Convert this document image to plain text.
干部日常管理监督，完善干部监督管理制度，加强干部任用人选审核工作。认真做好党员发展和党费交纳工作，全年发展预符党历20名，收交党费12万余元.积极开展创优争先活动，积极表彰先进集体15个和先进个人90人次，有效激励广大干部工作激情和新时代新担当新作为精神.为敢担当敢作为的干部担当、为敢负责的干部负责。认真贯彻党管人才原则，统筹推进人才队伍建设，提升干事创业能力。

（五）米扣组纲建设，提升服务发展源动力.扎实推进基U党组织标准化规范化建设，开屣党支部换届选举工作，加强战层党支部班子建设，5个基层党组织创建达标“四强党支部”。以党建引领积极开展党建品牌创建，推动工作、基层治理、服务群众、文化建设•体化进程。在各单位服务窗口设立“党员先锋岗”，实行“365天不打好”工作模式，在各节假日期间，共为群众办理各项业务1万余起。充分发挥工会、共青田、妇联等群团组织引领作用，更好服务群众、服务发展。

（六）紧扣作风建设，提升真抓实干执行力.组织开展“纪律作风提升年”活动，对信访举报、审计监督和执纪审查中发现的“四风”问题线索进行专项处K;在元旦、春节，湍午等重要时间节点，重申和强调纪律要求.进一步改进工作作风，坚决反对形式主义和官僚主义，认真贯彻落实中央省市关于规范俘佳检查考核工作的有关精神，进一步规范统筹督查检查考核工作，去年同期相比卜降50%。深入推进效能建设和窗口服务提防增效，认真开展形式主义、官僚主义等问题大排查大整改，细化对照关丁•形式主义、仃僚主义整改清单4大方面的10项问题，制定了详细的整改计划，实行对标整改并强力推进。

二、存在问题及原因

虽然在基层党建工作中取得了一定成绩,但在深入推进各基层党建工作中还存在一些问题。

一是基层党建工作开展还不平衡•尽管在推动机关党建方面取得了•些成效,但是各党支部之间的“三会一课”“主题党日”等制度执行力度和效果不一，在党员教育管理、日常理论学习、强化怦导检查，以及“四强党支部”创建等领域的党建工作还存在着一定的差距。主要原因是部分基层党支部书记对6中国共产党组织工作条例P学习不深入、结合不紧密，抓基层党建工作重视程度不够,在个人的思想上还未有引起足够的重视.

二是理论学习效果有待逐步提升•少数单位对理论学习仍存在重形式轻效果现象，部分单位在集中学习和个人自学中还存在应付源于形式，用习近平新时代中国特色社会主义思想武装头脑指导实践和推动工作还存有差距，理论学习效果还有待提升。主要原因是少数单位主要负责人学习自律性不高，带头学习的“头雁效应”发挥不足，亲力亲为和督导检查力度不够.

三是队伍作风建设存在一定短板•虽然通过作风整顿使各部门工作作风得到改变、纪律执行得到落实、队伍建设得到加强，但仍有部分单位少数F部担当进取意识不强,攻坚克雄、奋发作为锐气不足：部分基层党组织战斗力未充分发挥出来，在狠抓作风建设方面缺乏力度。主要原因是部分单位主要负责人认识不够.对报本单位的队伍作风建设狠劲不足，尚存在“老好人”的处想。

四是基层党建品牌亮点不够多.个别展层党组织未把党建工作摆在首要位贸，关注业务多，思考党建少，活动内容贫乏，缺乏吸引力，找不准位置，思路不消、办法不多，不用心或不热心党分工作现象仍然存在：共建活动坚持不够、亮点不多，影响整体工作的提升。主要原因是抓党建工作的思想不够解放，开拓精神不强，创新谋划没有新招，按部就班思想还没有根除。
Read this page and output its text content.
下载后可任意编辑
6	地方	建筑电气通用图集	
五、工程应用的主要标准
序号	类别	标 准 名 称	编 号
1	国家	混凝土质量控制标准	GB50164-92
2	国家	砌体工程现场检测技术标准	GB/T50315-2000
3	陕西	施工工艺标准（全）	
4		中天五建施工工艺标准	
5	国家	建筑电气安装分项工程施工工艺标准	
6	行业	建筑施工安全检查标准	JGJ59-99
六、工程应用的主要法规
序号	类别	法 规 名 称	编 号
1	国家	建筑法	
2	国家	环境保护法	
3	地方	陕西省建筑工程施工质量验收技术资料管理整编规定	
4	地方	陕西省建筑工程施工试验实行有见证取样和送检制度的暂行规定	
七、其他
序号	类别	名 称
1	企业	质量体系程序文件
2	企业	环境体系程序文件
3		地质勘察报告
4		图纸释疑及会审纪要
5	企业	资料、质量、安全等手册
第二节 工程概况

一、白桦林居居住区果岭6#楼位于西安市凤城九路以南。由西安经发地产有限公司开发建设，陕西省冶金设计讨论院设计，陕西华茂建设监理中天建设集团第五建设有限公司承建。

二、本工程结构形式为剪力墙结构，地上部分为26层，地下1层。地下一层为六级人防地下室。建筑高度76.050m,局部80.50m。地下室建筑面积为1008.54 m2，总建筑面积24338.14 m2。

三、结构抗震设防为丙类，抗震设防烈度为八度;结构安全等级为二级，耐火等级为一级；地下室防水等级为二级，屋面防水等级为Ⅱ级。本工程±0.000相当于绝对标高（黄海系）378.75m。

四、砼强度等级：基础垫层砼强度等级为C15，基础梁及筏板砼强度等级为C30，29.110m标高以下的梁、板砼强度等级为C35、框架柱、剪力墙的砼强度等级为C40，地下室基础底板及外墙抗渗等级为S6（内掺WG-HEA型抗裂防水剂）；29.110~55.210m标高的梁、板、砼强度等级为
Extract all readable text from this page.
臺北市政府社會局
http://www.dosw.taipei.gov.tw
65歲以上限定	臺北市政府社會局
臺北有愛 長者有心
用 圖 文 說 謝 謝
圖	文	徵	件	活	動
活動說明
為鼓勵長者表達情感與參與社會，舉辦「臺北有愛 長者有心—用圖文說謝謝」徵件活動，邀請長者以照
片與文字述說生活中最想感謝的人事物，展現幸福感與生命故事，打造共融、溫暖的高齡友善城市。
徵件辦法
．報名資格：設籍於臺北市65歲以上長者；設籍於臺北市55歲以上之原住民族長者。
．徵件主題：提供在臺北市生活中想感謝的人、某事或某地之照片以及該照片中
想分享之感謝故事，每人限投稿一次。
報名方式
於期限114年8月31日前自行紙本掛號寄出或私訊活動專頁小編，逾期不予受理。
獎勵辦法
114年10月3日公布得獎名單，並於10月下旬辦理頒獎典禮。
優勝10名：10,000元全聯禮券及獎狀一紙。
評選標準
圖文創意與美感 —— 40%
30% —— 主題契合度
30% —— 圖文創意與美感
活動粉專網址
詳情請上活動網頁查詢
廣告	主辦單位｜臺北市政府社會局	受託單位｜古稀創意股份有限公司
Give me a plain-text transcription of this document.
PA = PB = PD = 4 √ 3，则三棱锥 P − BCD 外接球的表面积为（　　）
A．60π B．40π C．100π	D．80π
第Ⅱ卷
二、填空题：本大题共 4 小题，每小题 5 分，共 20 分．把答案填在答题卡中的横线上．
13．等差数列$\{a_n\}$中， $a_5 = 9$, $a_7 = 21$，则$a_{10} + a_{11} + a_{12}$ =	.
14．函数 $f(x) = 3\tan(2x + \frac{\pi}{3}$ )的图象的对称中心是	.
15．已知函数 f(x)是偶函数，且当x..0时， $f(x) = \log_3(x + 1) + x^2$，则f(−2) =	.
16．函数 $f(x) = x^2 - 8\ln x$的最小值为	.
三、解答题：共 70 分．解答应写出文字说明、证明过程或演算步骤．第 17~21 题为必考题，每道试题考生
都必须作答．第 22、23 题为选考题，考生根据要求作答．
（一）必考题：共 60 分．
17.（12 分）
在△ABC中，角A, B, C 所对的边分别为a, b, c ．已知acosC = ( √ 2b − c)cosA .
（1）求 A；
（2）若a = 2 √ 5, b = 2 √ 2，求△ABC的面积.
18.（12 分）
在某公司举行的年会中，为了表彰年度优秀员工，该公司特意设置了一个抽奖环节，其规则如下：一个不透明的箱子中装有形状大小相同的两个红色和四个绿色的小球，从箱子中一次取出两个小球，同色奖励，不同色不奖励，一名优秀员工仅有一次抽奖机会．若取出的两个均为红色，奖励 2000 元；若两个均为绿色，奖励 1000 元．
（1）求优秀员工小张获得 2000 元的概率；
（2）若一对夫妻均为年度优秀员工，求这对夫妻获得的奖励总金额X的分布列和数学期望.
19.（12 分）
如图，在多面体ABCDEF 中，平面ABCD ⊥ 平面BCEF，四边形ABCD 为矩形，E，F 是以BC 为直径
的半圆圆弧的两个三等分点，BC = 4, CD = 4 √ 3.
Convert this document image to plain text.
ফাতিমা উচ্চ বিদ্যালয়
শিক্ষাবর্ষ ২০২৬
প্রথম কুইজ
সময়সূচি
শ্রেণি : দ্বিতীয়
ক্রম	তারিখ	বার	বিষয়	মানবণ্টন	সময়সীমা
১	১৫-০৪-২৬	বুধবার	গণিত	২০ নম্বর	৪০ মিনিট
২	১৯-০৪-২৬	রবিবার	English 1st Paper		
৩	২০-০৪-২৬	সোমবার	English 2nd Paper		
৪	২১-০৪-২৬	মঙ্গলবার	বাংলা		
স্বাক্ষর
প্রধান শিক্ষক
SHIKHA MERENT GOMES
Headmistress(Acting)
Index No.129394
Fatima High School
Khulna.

▶ Goal
All lines holding the word "text" should be picked out and copied.

▶ The answer
Convert this document image to plain text.
Read this page and output its text content.
Extract all readable text from this page.
Give me a plain-text transcription of this document.
Convert this document image to plain text.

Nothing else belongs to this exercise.